_Exercise prompt_: Wherever a line in the data below holds "JSON", copy that line.

_Collected data_:
────────────────

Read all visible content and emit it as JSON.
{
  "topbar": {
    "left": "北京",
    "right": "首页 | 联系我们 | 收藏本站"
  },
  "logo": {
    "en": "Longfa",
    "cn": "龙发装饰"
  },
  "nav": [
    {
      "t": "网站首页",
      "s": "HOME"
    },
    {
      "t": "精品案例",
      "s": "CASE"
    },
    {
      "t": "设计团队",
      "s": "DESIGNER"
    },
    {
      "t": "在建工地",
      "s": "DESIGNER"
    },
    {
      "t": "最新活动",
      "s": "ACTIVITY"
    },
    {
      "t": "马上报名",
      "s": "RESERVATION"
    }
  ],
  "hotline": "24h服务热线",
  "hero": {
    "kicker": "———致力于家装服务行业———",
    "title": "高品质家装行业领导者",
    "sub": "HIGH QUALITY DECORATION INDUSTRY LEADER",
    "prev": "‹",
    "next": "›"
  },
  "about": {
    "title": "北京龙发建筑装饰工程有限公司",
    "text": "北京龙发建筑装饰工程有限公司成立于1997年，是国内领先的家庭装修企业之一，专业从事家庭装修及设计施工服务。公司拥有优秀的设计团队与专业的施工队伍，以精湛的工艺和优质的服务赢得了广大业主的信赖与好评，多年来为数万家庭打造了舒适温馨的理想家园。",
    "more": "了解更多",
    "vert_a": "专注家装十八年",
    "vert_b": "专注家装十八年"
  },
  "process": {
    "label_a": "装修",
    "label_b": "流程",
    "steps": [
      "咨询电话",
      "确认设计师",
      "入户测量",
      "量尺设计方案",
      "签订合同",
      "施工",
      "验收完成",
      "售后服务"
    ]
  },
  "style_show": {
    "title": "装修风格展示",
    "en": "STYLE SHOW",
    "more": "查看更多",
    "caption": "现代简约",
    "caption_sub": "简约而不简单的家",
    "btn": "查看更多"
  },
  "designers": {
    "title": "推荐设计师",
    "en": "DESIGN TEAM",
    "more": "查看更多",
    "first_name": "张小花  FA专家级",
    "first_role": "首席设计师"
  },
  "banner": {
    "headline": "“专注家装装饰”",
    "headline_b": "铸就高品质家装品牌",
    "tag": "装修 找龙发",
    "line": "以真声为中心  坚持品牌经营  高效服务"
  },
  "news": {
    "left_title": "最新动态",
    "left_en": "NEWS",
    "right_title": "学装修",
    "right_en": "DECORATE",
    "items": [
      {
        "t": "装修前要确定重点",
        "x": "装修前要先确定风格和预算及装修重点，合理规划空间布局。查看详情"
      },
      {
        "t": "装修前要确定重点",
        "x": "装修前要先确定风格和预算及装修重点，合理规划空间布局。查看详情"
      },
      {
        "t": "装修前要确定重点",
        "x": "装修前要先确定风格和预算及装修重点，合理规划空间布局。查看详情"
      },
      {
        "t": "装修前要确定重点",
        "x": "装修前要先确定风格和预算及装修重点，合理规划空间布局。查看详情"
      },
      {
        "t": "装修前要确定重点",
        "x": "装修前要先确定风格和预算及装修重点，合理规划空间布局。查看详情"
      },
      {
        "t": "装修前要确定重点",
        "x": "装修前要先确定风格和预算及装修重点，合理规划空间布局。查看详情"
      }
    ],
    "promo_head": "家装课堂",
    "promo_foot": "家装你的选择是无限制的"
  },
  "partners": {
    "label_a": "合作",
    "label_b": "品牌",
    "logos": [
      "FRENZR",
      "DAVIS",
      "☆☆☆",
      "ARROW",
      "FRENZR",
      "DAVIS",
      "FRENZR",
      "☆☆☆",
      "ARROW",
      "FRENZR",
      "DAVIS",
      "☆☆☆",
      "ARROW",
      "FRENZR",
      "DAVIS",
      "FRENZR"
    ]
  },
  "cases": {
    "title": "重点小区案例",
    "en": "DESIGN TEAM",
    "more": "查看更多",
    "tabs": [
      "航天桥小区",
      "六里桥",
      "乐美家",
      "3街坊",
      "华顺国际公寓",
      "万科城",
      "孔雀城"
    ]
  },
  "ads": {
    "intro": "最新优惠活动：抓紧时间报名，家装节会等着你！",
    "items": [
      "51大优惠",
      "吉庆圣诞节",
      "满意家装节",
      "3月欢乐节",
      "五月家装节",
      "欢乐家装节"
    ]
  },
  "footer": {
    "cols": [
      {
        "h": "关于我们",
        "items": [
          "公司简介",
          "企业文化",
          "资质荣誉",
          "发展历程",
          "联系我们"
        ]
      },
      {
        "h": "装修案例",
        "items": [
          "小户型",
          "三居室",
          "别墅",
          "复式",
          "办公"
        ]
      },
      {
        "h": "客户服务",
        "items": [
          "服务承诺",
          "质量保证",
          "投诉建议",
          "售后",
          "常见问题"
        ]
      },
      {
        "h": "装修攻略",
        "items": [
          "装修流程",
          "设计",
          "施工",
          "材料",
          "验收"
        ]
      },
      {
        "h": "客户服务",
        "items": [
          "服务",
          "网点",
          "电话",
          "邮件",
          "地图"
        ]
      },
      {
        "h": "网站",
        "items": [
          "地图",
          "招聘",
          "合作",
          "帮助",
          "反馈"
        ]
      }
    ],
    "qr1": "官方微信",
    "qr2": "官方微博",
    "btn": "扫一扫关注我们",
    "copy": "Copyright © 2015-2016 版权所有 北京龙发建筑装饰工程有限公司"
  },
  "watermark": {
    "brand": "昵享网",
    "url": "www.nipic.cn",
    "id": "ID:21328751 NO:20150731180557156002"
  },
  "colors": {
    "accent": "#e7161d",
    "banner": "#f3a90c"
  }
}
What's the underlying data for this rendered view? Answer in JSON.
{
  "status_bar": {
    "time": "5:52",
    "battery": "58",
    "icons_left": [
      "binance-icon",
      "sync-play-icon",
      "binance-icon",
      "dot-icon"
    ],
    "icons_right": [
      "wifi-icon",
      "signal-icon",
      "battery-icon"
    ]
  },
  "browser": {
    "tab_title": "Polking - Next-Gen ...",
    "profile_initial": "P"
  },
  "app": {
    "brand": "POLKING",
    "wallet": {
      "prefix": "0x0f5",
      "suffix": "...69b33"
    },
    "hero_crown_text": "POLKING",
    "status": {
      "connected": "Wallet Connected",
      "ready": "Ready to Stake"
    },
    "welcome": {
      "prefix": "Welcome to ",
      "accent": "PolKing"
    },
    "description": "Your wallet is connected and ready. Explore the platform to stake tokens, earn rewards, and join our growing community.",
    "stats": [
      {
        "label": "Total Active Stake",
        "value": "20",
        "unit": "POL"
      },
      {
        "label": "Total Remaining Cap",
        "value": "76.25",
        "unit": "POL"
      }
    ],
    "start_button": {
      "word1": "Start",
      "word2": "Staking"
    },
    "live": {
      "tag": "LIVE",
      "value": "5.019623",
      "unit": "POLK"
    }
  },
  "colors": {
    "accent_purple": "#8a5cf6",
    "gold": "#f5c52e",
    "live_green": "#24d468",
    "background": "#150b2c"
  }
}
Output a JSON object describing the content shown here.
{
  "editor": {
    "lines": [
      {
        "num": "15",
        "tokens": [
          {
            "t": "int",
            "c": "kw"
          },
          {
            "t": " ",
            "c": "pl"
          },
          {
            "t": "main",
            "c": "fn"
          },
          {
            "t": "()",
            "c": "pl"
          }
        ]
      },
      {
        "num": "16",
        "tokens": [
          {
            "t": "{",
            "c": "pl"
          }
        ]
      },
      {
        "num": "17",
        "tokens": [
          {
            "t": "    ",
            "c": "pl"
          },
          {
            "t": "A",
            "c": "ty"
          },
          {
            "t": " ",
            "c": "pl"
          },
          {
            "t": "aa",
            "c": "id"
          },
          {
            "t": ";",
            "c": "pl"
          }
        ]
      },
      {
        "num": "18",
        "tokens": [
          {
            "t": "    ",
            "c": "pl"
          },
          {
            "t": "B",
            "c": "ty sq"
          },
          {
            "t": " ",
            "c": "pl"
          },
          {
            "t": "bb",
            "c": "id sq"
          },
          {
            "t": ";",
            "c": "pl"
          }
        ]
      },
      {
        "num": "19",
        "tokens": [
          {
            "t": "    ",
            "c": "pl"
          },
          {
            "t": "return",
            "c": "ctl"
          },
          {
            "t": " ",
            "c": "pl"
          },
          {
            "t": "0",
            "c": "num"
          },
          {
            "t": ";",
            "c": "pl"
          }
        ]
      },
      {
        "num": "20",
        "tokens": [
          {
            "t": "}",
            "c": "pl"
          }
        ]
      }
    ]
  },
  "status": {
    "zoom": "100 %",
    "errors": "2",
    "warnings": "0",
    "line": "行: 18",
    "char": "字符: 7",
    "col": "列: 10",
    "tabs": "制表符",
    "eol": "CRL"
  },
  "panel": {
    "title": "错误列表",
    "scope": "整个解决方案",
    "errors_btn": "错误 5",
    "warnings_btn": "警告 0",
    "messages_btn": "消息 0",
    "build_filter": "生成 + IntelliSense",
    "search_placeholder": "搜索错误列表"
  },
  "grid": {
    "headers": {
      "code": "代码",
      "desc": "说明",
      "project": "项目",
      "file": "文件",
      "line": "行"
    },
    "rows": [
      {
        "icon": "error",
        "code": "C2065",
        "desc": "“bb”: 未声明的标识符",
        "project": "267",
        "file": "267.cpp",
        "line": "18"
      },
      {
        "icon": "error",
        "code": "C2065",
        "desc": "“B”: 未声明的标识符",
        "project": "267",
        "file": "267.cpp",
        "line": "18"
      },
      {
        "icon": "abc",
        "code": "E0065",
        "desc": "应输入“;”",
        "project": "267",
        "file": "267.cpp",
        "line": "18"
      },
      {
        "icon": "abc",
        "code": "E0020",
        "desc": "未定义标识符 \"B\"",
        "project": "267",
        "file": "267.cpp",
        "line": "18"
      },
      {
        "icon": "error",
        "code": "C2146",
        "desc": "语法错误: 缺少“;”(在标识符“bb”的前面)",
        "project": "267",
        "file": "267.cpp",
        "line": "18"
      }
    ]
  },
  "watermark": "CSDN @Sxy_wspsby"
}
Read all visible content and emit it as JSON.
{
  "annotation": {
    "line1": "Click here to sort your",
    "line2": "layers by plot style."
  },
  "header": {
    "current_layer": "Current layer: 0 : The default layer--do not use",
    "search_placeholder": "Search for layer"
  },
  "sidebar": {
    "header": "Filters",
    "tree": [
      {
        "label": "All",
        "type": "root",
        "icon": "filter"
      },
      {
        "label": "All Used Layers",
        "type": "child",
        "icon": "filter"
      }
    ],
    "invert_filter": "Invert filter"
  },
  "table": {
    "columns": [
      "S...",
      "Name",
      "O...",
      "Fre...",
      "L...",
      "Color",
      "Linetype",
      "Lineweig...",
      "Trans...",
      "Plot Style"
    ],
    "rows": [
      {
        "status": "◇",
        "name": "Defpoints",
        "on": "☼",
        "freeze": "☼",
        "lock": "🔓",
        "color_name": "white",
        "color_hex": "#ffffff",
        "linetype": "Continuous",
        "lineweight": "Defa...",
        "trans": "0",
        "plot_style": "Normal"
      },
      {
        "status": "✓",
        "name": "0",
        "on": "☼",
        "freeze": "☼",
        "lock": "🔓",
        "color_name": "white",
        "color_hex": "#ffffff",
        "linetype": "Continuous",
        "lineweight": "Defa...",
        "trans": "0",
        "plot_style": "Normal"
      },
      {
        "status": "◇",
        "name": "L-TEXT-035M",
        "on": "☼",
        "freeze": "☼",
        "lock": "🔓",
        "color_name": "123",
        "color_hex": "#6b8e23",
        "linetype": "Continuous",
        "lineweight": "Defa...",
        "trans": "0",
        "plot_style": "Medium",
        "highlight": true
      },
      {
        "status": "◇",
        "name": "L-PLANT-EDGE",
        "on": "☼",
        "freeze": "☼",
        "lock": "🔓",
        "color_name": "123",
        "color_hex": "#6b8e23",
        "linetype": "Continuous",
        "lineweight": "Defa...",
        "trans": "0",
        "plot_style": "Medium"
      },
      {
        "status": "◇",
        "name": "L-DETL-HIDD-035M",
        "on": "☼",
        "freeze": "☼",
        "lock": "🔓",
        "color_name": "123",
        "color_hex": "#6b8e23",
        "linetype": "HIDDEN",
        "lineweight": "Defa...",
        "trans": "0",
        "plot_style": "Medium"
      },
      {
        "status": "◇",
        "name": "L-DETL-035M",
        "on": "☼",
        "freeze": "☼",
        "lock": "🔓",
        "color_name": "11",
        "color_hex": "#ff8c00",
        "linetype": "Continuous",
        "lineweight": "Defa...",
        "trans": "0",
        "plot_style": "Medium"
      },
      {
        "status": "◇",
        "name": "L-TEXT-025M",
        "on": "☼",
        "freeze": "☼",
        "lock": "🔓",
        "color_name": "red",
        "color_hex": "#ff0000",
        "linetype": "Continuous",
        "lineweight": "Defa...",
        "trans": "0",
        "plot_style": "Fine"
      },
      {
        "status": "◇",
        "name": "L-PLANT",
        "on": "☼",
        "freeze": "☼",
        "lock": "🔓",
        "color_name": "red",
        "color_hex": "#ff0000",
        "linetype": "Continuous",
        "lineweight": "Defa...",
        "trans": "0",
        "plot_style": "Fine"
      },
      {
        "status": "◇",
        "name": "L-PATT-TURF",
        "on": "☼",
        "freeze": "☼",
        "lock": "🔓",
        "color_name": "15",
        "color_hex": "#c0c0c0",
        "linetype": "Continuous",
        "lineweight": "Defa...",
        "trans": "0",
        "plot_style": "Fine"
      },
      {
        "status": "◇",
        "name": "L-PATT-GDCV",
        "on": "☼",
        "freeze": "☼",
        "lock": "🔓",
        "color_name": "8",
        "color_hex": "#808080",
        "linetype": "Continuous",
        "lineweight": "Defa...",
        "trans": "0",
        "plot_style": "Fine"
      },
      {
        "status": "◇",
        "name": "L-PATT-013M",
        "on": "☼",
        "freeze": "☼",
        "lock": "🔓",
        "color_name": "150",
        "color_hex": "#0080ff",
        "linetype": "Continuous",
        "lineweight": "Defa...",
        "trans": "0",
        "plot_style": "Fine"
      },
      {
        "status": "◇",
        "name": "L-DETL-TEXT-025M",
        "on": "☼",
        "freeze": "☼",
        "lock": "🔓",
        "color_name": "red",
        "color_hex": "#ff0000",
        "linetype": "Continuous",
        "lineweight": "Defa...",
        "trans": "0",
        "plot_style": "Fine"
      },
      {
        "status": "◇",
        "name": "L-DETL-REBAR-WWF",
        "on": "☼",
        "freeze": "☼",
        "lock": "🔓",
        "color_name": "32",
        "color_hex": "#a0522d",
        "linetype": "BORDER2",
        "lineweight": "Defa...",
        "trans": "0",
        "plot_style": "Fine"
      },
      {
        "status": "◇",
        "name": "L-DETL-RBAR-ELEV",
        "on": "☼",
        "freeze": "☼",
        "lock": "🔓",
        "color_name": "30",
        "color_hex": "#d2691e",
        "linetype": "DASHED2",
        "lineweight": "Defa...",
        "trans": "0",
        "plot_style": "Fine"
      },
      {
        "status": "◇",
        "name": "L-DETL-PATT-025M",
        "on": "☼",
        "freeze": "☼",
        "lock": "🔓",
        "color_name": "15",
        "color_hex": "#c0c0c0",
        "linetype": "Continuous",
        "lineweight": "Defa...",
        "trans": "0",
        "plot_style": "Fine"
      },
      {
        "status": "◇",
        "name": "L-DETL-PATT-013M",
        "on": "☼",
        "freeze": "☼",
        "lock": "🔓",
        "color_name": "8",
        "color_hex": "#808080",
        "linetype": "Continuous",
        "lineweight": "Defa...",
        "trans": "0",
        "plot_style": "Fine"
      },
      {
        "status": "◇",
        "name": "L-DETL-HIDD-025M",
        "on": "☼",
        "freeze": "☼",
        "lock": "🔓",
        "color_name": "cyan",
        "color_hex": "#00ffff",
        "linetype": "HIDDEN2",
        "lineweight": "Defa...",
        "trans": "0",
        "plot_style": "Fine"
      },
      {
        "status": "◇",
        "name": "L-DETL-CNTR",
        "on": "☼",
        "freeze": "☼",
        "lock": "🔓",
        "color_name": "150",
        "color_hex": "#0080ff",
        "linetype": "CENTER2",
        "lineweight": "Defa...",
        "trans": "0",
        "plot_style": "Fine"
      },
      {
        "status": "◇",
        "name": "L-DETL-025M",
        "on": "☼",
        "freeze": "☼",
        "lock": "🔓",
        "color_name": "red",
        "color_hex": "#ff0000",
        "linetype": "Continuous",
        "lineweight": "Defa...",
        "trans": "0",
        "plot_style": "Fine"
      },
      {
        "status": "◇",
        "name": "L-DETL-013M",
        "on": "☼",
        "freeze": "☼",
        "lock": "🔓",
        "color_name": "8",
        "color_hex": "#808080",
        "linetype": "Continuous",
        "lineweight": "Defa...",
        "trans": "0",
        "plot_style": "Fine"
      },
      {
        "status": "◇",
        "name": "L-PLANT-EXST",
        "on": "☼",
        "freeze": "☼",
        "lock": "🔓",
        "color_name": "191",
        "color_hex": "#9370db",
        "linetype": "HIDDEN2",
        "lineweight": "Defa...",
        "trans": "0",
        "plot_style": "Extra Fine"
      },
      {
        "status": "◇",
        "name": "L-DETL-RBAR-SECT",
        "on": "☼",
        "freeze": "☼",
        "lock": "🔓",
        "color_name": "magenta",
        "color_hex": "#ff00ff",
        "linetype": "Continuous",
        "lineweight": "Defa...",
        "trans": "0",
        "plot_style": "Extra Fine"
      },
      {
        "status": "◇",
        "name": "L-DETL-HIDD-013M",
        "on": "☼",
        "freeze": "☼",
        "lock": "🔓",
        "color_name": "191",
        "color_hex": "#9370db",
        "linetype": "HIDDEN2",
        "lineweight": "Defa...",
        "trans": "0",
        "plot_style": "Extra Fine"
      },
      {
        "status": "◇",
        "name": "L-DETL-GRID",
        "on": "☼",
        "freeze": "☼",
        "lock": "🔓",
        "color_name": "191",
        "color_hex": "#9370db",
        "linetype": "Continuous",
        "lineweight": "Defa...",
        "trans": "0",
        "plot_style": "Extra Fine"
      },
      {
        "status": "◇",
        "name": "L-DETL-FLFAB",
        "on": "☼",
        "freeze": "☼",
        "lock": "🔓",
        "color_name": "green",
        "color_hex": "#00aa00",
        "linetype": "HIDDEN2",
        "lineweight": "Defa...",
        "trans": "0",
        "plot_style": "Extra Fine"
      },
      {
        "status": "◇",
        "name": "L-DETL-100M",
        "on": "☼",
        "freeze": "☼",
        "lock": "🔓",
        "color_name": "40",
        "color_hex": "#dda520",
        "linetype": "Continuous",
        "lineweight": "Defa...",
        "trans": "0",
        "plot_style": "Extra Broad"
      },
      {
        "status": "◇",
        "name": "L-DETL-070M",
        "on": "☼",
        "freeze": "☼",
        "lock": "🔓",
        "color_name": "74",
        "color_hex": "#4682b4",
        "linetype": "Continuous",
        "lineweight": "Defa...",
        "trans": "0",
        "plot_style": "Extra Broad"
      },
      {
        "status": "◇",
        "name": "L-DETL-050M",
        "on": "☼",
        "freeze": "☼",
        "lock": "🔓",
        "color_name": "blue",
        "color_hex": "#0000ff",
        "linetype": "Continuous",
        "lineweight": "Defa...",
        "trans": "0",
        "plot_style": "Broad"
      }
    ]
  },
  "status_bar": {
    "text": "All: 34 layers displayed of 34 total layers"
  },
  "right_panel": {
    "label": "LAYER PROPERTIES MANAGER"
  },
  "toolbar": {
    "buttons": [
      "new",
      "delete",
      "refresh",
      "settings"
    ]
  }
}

────────────────

_Correct output_:
Read all visible content and emit it as JSON.
What's the underlying data for this rendered view? Answer in JSON.
Output a JSON object describing the content shown here.
Read all visible content and emit it as JSON.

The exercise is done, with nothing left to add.